EXERCISE INSTRUCTIONS:
- a) In the passage about caramel ice cream, what nickname did the writer give the version made with smoked salt?
- b) Reproduce the part of the caramel ice cream passage starting at "This crazy salt" and ending at "habit of doing.".

This crazy salt took hold of the caramel, transforming and deepening it to a whole new level of crazy. When I tasted my first bite of the ice cream, it literally grabbed me by the throat, forcing me to sit up and pay attention. While I loved it, I could only handle a few spoonfuls. I nicknamed this Dunhill Caramel Ice Cream for it was sophisticated, smoky and complex, but probably not something I should make a regular habit of doing.

The next time I make this, I'll decrease the amount of smoked salt so that it adds just a hint of that bonfire-on-the-beach quality. But the recipe works beautifully with regular sea salt, and that is the recipe I’d like to share with you tonight. I have made this version multiple times and have found it utterly beguiling, so much so that I have completely forgotten to take a photo of it each time. With Thanksgiving on the horizon, I think you need to have this ice cream in your repertoire. It would be beautiful with pumpkin or apple pies, and I am excited to enjoy it again with the pear tart I’m planning to make for my holiday feast.

And if you happen to have access to some smoked salt and are feeling a bit daring, I think you should definitely make this ice cream with it at least once, just to see what happens.

One Year Ago: The Ten Bells

The recipe for the Smoked-Salt Caramel Ice Cream came from Gluten-Free Girl and The Chef by Shauna James Ahern & Daniel Ahern, but originally the recipe was one by David Lebovitz.

(Data items)
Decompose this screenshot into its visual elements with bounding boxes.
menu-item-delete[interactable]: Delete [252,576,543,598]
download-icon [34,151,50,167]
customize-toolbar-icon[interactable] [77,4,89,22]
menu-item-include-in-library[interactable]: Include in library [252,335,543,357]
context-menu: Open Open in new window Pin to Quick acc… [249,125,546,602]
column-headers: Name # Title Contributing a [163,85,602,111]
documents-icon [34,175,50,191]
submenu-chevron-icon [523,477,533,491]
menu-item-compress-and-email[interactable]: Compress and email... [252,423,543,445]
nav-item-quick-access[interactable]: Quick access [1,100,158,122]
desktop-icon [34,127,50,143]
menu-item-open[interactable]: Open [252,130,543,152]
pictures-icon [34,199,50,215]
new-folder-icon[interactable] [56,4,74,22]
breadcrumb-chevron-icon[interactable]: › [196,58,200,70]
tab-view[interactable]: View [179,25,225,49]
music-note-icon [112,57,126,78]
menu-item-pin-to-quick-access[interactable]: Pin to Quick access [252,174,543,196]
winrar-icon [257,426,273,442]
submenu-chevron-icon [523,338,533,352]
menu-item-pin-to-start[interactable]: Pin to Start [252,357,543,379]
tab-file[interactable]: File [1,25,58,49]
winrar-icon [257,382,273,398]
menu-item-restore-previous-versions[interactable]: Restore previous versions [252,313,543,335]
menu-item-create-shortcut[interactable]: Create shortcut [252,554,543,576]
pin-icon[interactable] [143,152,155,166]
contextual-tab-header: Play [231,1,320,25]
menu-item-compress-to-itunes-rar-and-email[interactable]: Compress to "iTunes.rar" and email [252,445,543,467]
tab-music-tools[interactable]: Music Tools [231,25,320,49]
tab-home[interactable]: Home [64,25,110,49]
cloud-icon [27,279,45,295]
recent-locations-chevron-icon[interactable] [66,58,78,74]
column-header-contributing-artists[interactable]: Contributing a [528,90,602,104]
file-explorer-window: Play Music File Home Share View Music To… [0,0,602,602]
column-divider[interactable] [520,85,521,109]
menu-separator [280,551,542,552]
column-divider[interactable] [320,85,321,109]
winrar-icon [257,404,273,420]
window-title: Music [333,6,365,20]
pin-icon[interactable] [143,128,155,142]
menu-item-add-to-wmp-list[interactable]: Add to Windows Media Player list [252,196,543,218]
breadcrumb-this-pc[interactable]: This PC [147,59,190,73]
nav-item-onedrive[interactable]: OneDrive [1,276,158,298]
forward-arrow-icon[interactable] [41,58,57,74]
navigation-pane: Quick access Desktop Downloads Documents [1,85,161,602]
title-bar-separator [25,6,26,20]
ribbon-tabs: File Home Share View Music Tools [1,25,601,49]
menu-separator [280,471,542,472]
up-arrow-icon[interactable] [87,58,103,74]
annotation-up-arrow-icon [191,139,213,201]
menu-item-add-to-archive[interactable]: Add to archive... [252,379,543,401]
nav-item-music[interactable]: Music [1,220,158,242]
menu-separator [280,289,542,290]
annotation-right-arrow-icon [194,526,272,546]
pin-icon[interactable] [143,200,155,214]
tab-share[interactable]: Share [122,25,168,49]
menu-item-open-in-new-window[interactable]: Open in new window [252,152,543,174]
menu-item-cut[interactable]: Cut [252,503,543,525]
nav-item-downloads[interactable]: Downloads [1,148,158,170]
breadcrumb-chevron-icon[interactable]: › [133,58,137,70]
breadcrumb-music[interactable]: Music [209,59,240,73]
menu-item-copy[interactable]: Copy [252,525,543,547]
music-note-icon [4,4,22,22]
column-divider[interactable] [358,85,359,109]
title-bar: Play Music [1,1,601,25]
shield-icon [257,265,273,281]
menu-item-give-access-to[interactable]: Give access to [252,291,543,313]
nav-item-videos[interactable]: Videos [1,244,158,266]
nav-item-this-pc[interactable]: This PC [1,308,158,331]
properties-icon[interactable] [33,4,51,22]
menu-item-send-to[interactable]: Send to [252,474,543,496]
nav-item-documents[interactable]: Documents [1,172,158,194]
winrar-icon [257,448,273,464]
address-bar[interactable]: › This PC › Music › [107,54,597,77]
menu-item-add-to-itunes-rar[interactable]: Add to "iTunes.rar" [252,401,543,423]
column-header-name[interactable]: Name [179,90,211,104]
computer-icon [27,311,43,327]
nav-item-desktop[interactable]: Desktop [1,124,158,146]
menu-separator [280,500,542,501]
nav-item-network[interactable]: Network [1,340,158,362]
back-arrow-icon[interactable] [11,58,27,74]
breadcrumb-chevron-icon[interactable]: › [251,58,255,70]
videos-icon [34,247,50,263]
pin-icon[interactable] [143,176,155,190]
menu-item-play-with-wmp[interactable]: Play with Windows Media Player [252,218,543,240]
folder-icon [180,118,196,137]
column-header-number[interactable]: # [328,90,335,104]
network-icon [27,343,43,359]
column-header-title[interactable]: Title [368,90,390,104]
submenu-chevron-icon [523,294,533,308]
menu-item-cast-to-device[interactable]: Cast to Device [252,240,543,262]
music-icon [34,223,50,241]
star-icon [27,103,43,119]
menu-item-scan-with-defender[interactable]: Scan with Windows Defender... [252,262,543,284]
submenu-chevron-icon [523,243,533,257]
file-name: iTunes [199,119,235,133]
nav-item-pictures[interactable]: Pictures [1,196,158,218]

ACTIVITY ANSWERS:
- a) Dunhill Caramel Ice Cream

- b)
This crazy salt took hold of the caramel, transforming and deepening it to a whole new level of crazy. When I tasted my first bite of the ice cream, it literally grabbed me by the throat, forcing me to sit up and pay attention. While I loved it, I could only handle a few spoonfuls. I nicknamed this Dunhill Caramel Ice Cream for it was sophisticated, smoky and complex, but probably not something I should make a regular habit of doing.